◆ What you will do ◆
From the entries below, pull out each line where "this" appears.

◆ Supplied records ◆
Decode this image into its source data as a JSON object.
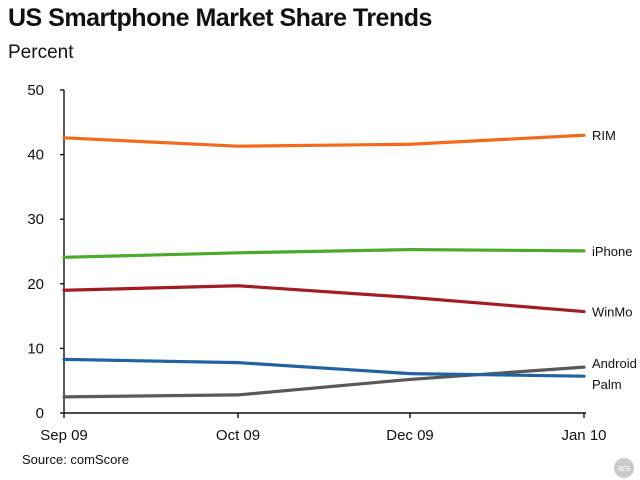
{
  "title": "US Smartphone Market Share Trends",
  "subtitle": "Percent",
  "source": "Source: comScore",
  "watermark": "ars",
  "chart_data": {
    "type": "line",
    "title": "US Smartphone Market Share Trends",
    "subtitle": "Percent",
    "xlabel": "",
    "ylabel": "",
    "categories": [
      "Sep 09",
      "Oct 09",
      "Dec 09",
      "Jan 10"
    ],
    "ylim": [
      0,
      50
    ],
    "yticks": [
      0,
      10,
      20,
      30,
      40,
      50
    ],
    "grid": false,
    "legend": "inline labels at right end of each line",
    "series": [
      {
        "name": "RIM",
        "color": "#f26b1d",
        "values": [
          42.6,
          41.3,
          41.6,
          43.0
        ]
      },
      {
        "name": "iPhone",
        "color": "#4aaa2c",
        "values": [
          24.1,
          24.8,
          25.3,
          25.1
        ]
      },
      {
        "name": "WinMo",
        "color": "#a11d22",
        "values": [
          19.0,
          19.7,
          17.9,
          15.7
        ]
      },
      {
        "name": "Android",
        "color": "#595959",
        "values": [
          2.5,
          2.8,
          5.2,
          7.1
        ]
      },
      {
        "name": "Palm",
        "color": "#2163a2",
        "values": [
          8.3,
          7.8,
          6.1,
          5.7
        ]
      }
    ]
  }
}
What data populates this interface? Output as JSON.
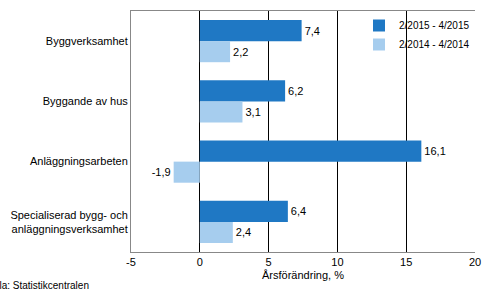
{
  "chart_data": {
    "type": "bar",
    "orientation": "horizontal",
    "categories": [
      "Byggverksamhet",
      "Byggande av hus",
      "Anläggningsarbeten",
      "Specialiserad bygg- och\nanläggningsverksamhet"
    ],
    "series": [
      {
        "name": "2/2015 - 4/2015",
        "color": "#1f78c4",
        "values": [
          7.4,
          6.2,
          16.1,
          6.4
        ],
        "value_labels": [
          "7,4",
          "6,2",
          "16,1",
          "6,4"
        ]
      },
      {
        "name": "2/2014 - 4/2014",
        "color": "#a6cdee",
        "values": [
          2.2,
          3.1,
          -1.9,
          2.4
        ],
        "value_labels": [
          "2,2",
          "3,1",
          "-1,9",
          "2,4"
        ]
      }
    ],
    "x_label": "Årsförändring, %",
    "xlim": [
      -5,
      20
    ],
    "xticks": [
      -5,
      0,
      5,
      10,
      15,
      20
    ],
    "grid": true,
    "legend": "top right",
    "data_labels": true,
    "source": "Källa: Statistikcentralen"
  }
}
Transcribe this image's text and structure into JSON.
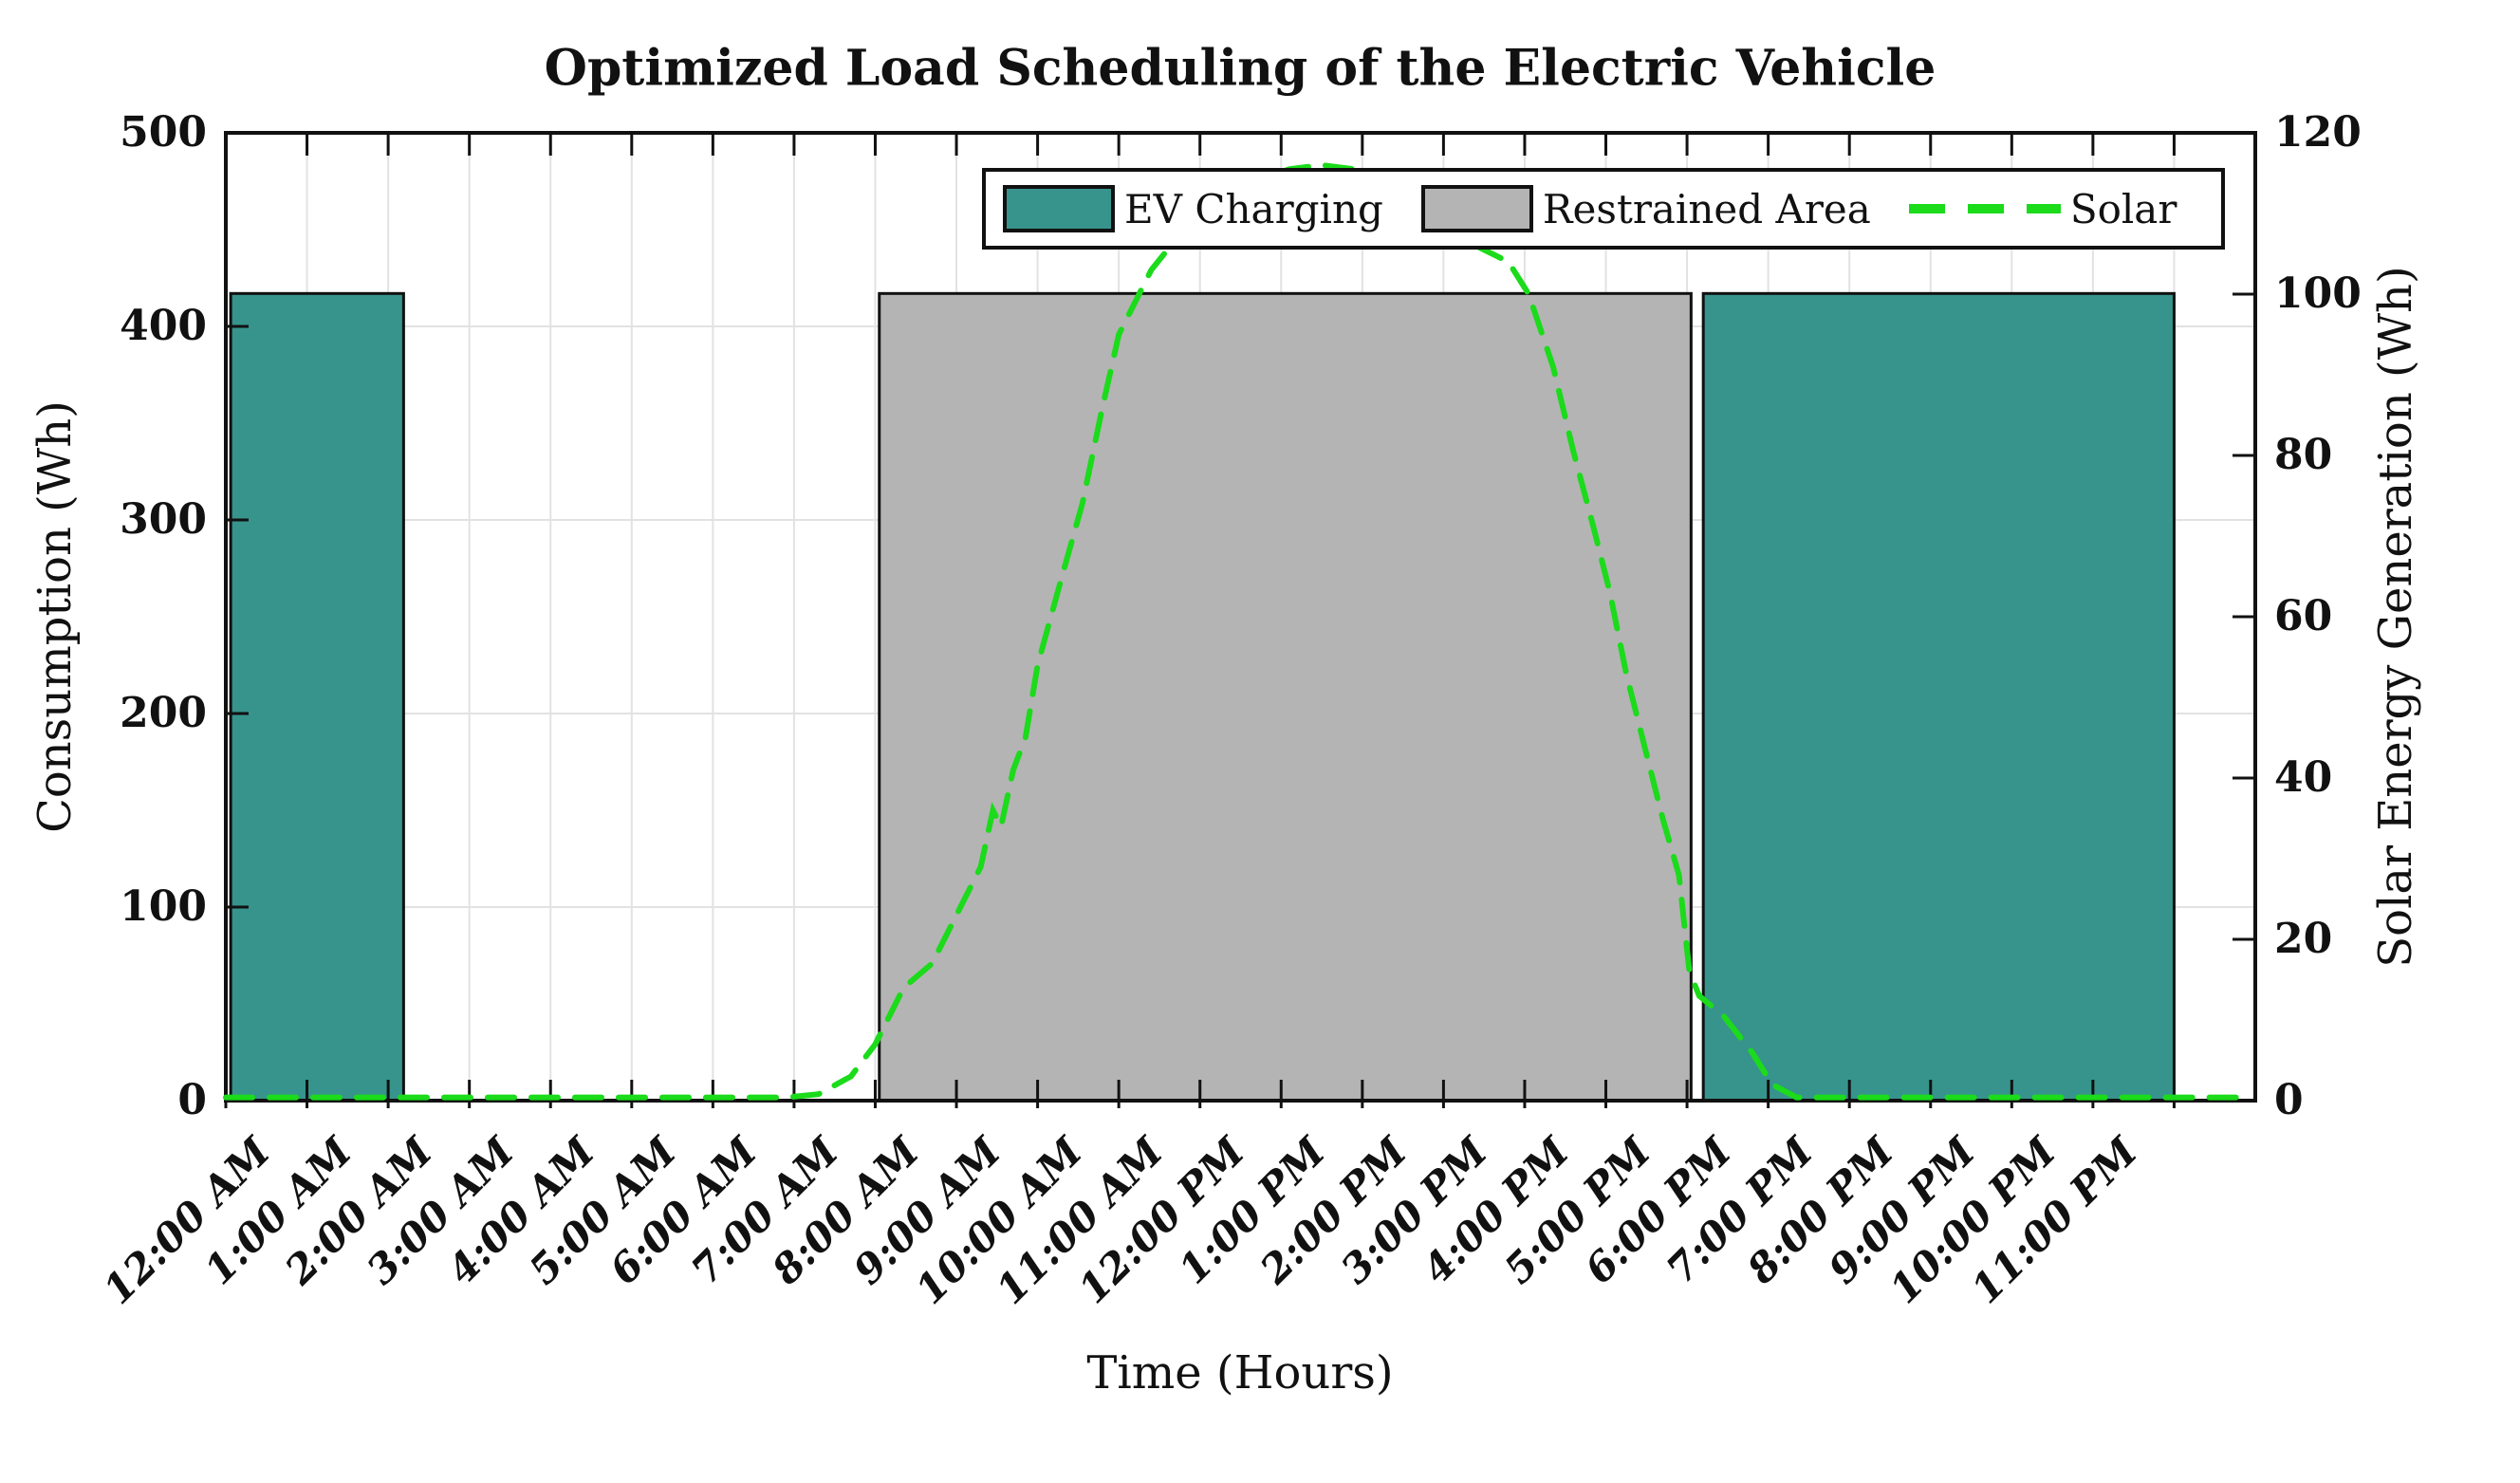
{
  "title": "Optimized Load Scheduling of the Electric Vehicle",
  "chart_data": {
    "type": "bar",
    "title": "Optimized Load Scheduling of the Electric Vehicle",
    "xlabel": "Time (Hours)",
    "categories": [
      "12:00 AM",
      "1:00 AM",
      "2:00 AM",
      "3:00 AM",
      "4:00 AM",
      "5:00 AM",
      "6:00 AM",
      "7:00 AM",
      "8:00 AM",
      "9:00 AM",
      "10:00 AM",
      "11:00 AM",
      "12:00 PM",
      "1:00 PM",
      "2:00 PM",
      "3:00 PM",
      "4:00 PM",
      "5:00 PM",
      "6:00 PM",
      "7:00 PM",
      "8:00 PM",
      "9:00 PM",
      "10:00 PM",
      "11:00 PM"
    ],
    "left_axis": {
      "label": "Consumption (Wh)",
      "range": [
        0,
        500
      ],
      "ticks": [
        0,
        100,
        200,
        300,
        400,
        500
      ]
    },
    "right_axis": {
      "label": "Solar Energy Generation (Wh)",
      "range": [
        0,
        120
      ],
      "ticks": [
        0,
        20,
        40,
        60,
        80,
        100,
        120
      ]
    },
    "grid": "on",
    "legend_position": "top-inside",
    "series": [
      {
        "name": "EV Charging",
        "type": "bar",
        "color": "#37948C",
        "edge_color": "#111111",
        "values_wh_by_hour": [
          417,
          417,
          0,
          0,
          0,
          0,
          0,
          0,
          0,
          0,
          0,
          0,
          0,
          0,
          0,
          0,
          0,
          0,
          417,
          417,
          417,
          417,
          417,
          417
        ],
        "blocks": [
          {
            "from_hour": 0.06,
            "to_hour": 2.19,
            "height_wh": 417
          },
          {
            "from_hour": 18.2,
            "to_hour": 24.0,
            "height_wh": 417
          }
        ]
      },
      {
        "name": "Restrained Area",
        "type": "area",
        "color": "#B4B4B4",
        "edge_color": "#111111",
        "blocks": [
          {
            "from_hour": 8.05,
            "to_hour": 18.05,
            "height_wh": 417
          }
        ]
      },
      {
        "name": "Solar",
        "type": "line",
        "style": "dashed",
        "color": "#1BDB1B",
        "axis": "right",
        "peak_wh": 116,
        "points_hour_wh": [
          [
            0,
            0.4
          ],
          [
            2,
            0.4
          ],
          [
            4,
            0.4
          ],
          [
            6,
            0.4
          ],
          [
            6.9,
            0.4
          ],
          [
            7.3,
            0.8
          ],
          [
            7.7,
            3
          ],
          [
            8,
            7
          ],
          [
            8.35,
            14
          ],
          [
            8.7,
            17
          ],
          [
            9,
            23
          ],
          [
            9.3,
            29
          ],
          [
            9.45,
            36
          ],
          [
            9.55,
            34
          ],
          [
            9.7,
            41
          ],
          [
            9.85,
            45
          ],
          [
            10,
            54
          ],
          [
            10.3,
            65
          ],
          [
            10.55,
            74
          ],
          [
            10.8,
            86
          ],
          [
            11,
            95
          ],
          [
            11.4,
            103
          ],
          [
            11.8,
            108
          ],
          [
            12.2,
            112
          ],
          [
            12.7,
            114
          ],
          [
            13.1,
            115.5
          ],
          [
            13.5,
            116
          ],
          [
            13.9,
            115.5
          ],
          [
            14.4,
            113
          ],
          [
            14.9,
            110
          ],
          [
            15.4,
            106
          ],
          [
            15.8,
            104
          ],
          [
            16.05,
            100
          ],
          [
            16.35,
            91
          ],
          [
            16.6,
            80.5
          ],
          [
            16.85,
            71
          ],
          [
            17.05,
            63
          ],
          [
            17.25,
            53
          ],
          [
            17.45,
            45
          ],
          [
            17.7,
            35
          ],
          [
            17.9,
            28
          ],
          [
            18.03,
            16
          ],
          [
            18.15,
            13
          ],
          [
            18.45,
            10.5
          ],
          [
            18.8,
            6
          ],
          [
            19.05,
            2
          ],
          [
            19.35,
            0.4
          ],
          [
            20,
            0.4
          ],
          [
            22,
            0.4
          ],
          [
            24,
            0.4
          ],
          [
            24.95,
            0.4
          ]
        ]
      }
    ]
  },
  "colors": {
    "ev_bar": "#37948C",
    "restrained_area": "#B4B4B4",
    "solar_line": "#1BDB1B",
    "gridline": "#E2E2E2",
    "axis": "#111111",
    "background": "#FFFFFF"
  }
}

◆ The solution ◆
Decode this image into its source data as a JSON object.
What data populates this interface? Output as JSON.
Transcribe this image's text and structure into JSON.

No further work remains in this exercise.